[begin DATA RECORDS]
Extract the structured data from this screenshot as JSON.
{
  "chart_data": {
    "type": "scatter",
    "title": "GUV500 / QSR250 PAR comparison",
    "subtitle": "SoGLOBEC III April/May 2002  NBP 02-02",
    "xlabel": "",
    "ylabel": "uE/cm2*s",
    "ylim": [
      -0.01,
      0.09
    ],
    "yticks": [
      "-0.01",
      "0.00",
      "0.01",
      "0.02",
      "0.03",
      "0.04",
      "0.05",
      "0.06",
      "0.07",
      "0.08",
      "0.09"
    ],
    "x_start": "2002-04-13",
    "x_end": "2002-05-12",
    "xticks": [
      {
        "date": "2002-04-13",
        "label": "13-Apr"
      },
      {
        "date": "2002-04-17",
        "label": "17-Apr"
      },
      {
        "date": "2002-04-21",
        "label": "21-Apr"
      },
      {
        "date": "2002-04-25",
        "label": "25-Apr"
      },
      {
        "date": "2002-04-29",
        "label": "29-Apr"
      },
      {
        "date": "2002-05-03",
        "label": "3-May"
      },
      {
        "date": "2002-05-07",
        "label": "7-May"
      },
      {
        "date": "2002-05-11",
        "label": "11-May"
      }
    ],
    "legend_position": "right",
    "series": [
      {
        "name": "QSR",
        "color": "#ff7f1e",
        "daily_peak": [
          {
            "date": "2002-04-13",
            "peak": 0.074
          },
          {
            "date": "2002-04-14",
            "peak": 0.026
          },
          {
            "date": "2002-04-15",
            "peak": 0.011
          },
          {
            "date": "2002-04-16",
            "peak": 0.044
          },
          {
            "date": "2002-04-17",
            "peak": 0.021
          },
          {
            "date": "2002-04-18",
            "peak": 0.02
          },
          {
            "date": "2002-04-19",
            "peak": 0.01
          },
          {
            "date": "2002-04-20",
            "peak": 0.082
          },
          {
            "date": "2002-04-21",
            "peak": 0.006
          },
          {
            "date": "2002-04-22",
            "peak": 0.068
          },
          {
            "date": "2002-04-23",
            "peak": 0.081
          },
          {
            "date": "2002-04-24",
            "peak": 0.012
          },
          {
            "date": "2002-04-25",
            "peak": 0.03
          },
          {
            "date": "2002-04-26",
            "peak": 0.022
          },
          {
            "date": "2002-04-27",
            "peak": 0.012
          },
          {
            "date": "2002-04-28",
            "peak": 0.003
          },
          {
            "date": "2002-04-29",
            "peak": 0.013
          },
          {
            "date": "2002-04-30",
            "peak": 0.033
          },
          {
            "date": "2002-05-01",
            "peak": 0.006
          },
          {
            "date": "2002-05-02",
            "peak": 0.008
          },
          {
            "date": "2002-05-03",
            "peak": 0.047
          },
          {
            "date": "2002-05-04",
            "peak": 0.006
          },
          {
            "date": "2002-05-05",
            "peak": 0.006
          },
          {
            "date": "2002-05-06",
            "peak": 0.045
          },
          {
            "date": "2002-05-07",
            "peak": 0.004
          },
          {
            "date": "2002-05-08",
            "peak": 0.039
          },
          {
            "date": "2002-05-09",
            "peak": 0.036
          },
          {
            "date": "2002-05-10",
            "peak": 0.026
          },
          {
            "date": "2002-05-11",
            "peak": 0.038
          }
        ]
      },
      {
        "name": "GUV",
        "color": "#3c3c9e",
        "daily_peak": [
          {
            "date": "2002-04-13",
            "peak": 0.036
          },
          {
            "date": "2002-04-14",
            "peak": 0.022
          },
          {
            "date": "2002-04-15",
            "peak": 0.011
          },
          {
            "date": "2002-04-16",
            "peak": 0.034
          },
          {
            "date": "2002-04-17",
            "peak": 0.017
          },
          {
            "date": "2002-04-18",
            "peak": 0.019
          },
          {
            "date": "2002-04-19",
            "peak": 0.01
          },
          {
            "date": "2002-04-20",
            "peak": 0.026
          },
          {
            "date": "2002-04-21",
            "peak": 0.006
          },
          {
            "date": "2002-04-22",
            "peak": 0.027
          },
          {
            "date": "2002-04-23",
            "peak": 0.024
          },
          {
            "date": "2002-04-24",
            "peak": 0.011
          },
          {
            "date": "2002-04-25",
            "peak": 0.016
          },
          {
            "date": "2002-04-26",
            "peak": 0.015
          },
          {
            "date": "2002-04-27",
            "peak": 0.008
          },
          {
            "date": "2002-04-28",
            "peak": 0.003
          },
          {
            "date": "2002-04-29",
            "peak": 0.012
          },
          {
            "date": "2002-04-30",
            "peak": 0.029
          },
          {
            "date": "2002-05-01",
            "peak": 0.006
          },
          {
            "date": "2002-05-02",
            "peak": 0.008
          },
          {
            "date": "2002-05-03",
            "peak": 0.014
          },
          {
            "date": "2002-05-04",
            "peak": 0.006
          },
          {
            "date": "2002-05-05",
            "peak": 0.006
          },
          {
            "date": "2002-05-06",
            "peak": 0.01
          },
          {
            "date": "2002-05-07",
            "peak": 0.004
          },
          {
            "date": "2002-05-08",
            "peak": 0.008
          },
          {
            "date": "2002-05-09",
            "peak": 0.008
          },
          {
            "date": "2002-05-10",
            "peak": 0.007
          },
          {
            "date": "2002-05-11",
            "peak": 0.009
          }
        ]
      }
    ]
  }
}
[end DATA RECORDS]
[begin DATA RECORDS]
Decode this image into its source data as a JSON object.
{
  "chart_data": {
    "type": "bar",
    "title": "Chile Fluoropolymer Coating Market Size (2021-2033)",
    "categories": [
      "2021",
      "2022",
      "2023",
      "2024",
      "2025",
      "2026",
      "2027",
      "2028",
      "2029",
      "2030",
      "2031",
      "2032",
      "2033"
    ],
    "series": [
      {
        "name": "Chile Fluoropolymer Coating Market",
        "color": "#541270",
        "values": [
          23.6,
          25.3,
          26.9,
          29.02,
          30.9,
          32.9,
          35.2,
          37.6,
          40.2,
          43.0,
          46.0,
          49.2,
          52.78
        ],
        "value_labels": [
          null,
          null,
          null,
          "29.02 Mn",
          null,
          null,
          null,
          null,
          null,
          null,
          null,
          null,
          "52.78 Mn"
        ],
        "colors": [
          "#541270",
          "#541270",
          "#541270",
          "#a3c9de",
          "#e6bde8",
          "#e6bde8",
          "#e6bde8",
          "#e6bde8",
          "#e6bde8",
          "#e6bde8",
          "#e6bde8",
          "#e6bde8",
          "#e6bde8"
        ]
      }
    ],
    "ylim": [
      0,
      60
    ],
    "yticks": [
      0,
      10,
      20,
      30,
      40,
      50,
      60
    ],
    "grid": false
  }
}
[end DATA RECORDS]
[begin DATA RECORDS]
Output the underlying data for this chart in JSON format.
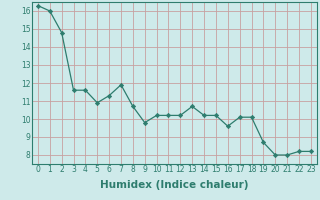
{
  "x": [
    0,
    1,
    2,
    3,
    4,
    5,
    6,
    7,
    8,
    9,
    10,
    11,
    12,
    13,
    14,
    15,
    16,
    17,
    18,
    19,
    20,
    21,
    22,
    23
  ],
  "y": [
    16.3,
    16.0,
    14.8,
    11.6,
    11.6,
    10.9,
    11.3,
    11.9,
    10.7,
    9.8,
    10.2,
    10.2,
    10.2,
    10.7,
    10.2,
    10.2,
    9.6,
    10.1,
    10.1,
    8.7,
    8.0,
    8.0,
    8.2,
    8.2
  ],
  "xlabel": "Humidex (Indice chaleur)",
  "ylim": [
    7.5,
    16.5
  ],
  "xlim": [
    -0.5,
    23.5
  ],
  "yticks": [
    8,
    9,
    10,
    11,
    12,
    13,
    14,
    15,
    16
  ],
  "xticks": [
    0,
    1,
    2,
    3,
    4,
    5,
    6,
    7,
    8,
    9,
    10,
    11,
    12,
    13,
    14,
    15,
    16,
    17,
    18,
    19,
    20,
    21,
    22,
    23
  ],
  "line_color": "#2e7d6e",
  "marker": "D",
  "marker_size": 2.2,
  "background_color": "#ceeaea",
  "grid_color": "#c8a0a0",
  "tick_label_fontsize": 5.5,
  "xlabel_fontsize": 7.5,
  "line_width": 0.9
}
[end DATA RECORDS]
__STATED PROBLEM__
Which lines in the listing above hold the word "Coating"? Show each of them.

__TASK RESULT__
    "title": "Chile Fluoropolymer Coating Market Size (2021-2033)",
        "name": "Chile Fluoropolymer Coating Market",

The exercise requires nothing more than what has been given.